Work required: Look through the records below and collect all lines that hold the string "nhân".

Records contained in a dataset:
(begin)

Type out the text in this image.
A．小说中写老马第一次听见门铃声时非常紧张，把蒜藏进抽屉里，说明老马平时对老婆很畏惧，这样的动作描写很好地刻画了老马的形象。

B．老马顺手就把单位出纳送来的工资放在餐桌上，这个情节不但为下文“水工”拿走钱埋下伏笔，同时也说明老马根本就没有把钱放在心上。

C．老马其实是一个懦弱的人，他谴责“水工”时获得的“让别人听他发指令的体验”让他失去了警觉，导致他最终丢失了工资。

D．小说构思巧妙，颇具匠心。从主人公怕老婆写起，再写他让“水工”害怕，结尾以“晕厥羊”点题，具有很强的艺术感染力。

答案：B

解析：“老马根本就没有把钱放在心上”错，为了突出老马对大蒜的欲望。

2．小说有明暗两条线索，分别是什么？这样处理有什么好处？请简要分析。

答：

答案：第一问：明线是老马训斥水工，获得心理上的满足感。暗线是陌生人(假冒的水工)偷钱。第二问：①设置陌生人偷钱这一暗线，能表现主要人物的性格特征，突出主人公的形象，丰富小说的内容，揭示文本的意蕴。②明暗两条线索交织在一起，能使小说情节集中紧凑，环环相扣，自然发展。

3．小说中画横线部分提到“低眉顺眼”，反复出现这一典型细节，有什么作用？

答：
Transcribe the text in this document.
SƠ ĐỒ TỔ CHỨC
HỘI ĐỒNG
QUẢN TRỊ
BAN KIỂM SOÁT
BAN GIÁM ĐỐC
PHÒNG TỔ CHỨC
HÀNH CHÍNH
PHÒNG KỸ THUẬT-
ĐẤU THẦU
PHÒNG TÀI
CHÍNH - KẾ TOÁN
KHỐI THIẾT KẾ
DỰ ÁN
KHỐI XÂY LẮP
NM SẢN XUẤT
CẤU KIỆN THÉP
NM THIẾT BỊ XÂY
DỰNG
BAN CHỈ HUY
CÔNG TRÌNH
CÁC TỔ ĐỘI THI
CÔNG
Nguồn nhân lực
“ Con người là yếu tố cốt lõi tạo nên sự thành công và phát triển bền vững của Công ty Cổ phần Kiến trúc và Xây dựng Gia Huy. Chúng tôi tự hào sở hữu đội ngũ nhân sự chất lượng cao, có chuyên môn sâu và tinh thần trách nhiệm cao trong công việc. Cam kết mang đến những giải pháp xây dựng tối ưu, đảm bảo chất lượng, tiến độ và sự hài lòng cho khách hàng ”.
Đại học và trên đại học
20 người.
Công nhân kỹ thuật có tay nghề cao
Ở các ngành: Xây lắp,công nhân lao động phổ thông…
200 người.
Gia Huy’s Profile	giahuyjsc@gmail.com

(end)

Exercise answer:
Nguồn nhân lực
“ Con người là yếu tố cốt lõi tạo nên sự thành công và phát triển bền vững của Công ty Cổ phần Kiến trúc và Xây dựng Gia Huy. Chúng tôi tự hào sở hữu đội ngũ nhân sự chất lượng cao, có chuyên môn sâu và tinh thần trách nhiệm cao trong công việc. Cam kết mang đến những giải pháp xây dựng tối ưu, đảm bảo chất lượng, tiến độ và sự hài lòng cho khách hàng ”.
Công nhân kỹ thuật có tay nghề cao
Ở các ngành: Xây lắp,công nhân lao động phổ thông…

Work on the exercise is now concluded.